Exercise input start
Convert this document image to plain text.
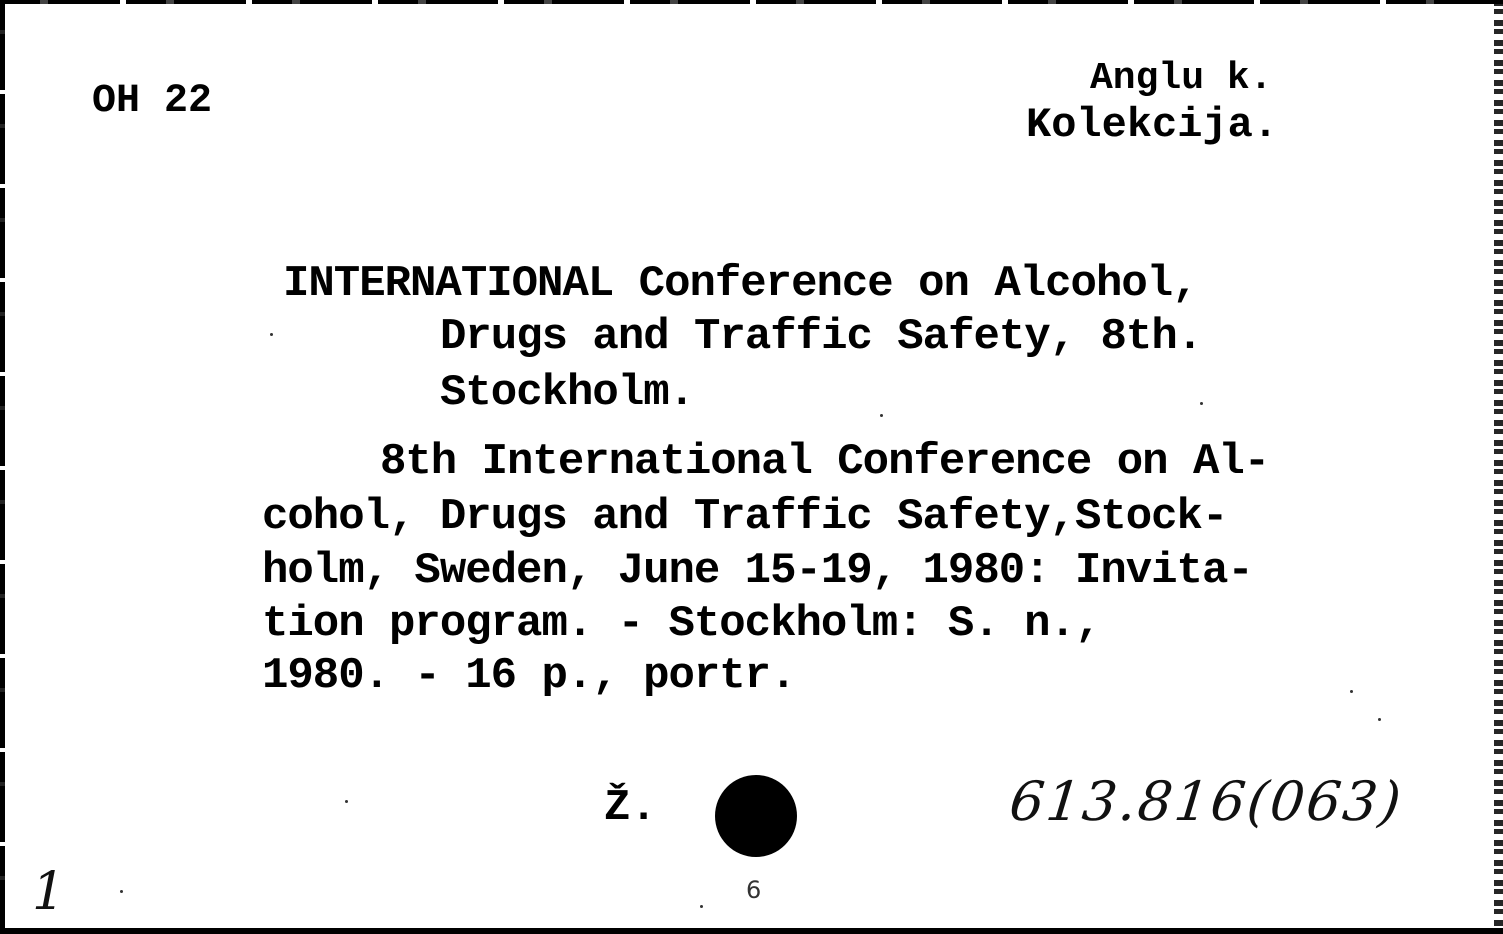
OH 22

Anglu k.

Kolekcija.

INTERNATIONAL Conference on Alcohol,

Drugs and Traffic Safety, 8th.

Stockholm.

8th International Conference on Al-

cohol, Drugs and Traffic Safety,Stock-

holm, Sweden, June 15-19, 1980: Invita-

tion program. - Stockholm: S. n.,

1980. - 16 p., portr.

Ž.	613.816(063)
1	6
Exercise input end
Every line that holds the string "Safety" should be returned.

▸ **Written reply**:
Drugs and Traffic Safety, 8th.
cohol, Drugs and Traffic Safety,Stock-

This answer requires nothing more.